| CHALLENGE |
Update the data below by replacing each "Description with numbered items" with "Numbered description", leaving everything else unchanged.

## START PROVIDED INFORMATION

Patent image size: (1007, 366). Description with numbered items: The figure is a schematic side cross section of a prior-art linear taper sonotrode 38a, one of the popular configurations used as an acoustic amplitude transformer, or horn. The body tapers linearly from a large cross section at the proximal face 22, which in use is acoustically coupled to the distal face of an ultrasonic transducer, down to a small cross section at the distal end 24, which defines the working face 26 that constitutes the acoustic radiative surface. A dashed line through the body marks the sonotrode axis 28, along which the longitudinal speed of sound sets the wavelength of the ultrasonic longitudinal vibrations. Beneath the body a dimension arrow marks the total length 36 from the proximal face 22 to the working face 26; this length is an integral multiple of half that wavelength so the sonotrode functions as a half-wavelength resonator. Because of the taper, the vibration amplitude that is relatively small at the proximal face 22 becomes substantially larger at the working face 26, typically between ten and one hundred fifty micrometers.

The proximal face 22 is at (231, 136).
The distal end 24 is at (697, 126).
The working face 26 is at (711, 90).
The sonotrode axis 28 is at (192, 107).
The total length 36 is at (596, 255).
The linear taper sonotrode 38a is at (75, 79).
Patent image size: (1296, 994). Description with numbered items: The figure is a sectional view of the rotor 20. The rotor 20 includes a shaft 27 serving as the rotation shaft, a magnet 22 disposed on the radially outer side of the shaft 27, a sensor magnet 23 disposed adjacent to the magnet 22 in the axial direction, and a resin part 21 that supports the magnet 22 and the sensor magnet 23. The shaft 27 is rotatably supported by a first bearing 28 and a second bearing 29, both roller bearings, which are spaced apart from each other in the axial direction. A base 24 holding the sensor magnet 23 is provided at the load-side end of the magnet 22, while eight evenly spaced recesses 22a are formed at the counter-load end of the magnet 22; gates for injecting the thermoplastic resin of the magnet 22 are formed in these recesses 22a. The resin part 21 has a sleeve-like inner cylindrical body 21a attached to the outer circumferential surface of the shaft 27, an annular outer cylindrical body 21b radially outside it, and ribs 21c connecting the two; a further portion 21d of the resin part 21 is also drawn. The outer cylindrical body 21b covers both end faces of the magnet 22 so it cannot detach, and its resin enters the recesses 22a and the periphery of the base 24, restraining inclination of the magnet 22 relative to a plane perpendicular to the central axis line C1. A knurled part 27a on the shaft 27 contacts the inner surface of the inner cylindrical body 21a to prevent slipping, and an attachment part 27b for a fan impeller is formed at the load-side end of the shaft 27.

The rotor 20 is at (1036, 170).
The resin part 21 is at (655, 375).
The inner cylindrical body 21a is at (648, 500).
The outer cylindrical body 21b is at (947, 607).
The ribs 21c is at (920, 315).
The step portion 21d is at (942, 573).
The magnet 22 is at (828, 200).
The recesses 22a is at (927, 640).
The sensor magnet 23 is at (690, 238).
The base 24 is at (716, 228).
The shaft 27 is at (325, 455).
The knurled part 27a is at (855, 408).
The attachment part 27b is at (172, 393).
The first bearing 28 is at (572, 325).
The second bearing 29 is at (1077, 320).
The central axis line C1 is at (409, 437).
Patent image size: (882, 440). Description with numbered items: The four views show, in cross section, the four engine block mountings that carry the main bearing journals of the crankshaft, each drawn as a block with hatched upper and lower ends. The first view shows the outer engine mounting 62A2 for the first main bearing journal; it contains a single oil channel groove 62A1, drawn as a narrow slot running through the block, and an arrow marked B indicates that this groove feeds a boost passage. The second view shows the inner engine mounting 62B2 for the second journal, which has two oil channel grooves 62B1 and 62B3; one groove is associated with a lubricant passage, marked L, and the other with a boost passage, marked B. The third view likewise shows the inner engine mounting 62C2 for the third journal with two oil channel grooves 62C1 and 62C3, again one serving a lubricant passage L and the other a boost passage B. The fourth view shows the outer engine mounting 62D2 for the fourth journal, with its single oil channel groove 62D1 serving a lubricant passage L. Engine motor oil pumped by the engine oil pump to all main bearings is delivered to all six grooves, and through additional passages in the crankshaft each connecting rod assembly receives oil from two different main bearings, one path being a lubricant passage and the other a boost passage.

## END PROVIDED INFORMATION

| OUTPUT OF THE TASK |
Patent image size: (1007, 366). Numbered description: The figure is a schematic side cross section of a prior-art linear taper sonotrode 38a, one of the popular configurations used as an acoustic amplitude transformer, or horn. The body tapers linearly from a large cross section at the proximal face 22, which in use is acoustically coupled to the distal face of an ultrasonic transducer, down to a small cross section at the distal end 24, which defines the working face 26 that constitutes the acoustic radiative surface. A dashed line through the body marks the sonotrode axis 28, along which the longitudinal speed of sound sets the wavelength of the ultrasonic longitudinal vibrations. Beneath the body a dimension arrow marks the total length 36 from the proximal face 22 to the working face 26; this length is an integral multiple of half that wavelength so the sonotrode functions as a half-wavelength resonator. Because of the taper, the vibration amplitude that is relatively small at the proximal face 22 becomes substantially larger at the working face 26, typically between ten and one hundred fifty micrometers.

The proximal face 22 is at (231, 136).
The distal end 24 is at (697, 126).
The working face 26 is at (711, 90).
The sonotrode axis 28 is at (192, 107).
The total length 36 is at (596, 255).
The linear taper sonotrode 38a is at (75, 79).
Patent image size: (1296, 994). Numbered description: The figure is a sectional view of the rotor 20. The rotor 20 includes a shaft 27 serving as the rotation shaft, a magnet 22 disposed on the radially outer side of the shaft 27, a sensor magnet 23 disposed adjacent to the magnet 22 in the axial direction, and a resin part 21 that supports the magnet 22 and the sensor magnet 23. The shaft 27 is rotatably supported by a first bearing 28 and a second bearing 29, both roller bearings, which are spaced apart from each other in the axial direction. A base 24 holding the sensor magnet 23 is provided at the load-side end of the magnet 22, while eight evenly spaced recesses 22a are formed at the counter-load end of the magnet 22; gates for injecting the thermoplastic resin of the magnet 22 are formed in these recesses 22a. The resin part 21 has a sleeve-like inner cylindrical body 21a attached to the outer circumferential surface of the shaft 27, an annular outer cylindrical body 21b radially outside it, and ribs 21c connecting the two; a further portion 21d of the resin part 21 is also drawn. The outer cylindrical body 21b covers both end faces of the magnet 22 so it cannot detach, and its resin enters the recesses 22a and the periphery of the base 24, restraining inclination of the magnet 22 relative to a plane perpendicular to the central axis line C1. A knurled part 27a on the shaft 27 contacts the inner surface of the inner cylindrical body 21a to prevent slipping, and an attachment part 27b for a fan impeller is formed at the load-side end of the shaft 27.

The rotor 20 is at (1036, 170).
The resin part 21 is at (655, 375).
The inner cylindrical body 21a is at (648, 500).
The outer cylindrical body 21b is at (947, 607).
The ribs 21c is at (920, 315).
The step portion 21d is at (942, 573).
The magnet 22 is at (828, 200).
The recesses 22a is at (927, 640).
The sensor magnet 23 is at (690, 238).
The base 24 is at (716, 228).
The shaft 27 is at (325, 455).
The knurled part 27a is at (855, 408).
The attachment part 27b is at (172, 393).
The first bearing 28 is at (572, 325).
The second bearing 29 is at (1077, 320).
The central axis line C1 is at (409, 437).
Patent image size: (882, 440). Numbered description: The four views show, in cross section, the four engine block mountings that carry the main bearing journals of the crankshaft, each drawn as a block with hatched upper and lower ends. The first view shows the outer engine mounting 62A2 for the first main bearing journal; it contains a single oil channel groove 62A1, drawn as a narrow slot running through the block, and an arrow marked B indicates that this groove feeds a boost passage. The second view shows the inner engine mounting 62B2 for the second journal, which has two oil channel grooves 62B1 and 62B3; one groove is associated with a lubricant passage, marked L, and the other with a boost passage, marked B. The third view likewise shows the inner engine mounting 62C2 for the third journal with two oil channel grooves 62C1 and 62C3, again one serving a lubricant passage L and the other a boost passage B. The fourth view shows the outer engine mounting 62D2 for the fourth journal, with its single oil channel groove 62D1 serving a lubricant passage L. Engine motor oil pumped by the engine oil pump to all main bearings is delivered to all six grooves, and through additional passages in the crankshaft each connecting rod assembly receives oil from two different main bearings, one path being a lubricant passage and the other a boost passage.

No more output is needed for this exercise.